■ What is expected
Reproduce each line exactly, including spacing and punctuation.
━━━
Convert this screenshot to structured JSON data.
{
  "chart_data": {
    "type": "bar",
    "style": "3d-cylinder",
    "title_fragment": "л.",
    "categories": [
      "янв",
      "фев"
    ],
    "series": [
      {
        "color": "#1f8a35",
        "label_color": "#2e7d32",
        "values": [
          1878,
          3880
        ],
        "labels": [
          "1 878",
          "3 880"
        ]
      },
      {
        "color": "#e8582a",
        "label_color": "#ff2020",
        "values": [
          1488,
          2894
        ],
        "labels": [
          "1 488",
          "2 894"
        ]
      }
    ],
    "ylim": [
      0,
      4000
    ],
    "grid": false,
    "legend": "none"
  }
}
━━━
■ Solved problem
Convert this screenshot to structured JSON data.
{
  "chart_data": {
    "type": "bar",
    "style": "3d-cylinder",
    "title_fragment": "л.",
    "categories": [
      "янв",
      "фев"
    ],
    "series": [
      {
        "color": "#1f8a35",
        "label_color": "#2e7d32",
        "values": [
          1878,
          3880
        ],
        "labels": [
          "1 878",
          "3 880"
        ]
      },
      {
        "color": "#e8582a",
        "label_color": "#ff2020",
        "values": [
          1488,
          2894
        ],
        "labels": [
          "1 488",
          "2 894"
        ]
      }
    ],
    "ylim": [
      0,
      4000
    ],
    "grid": false,
    "legend": "none"
  }
}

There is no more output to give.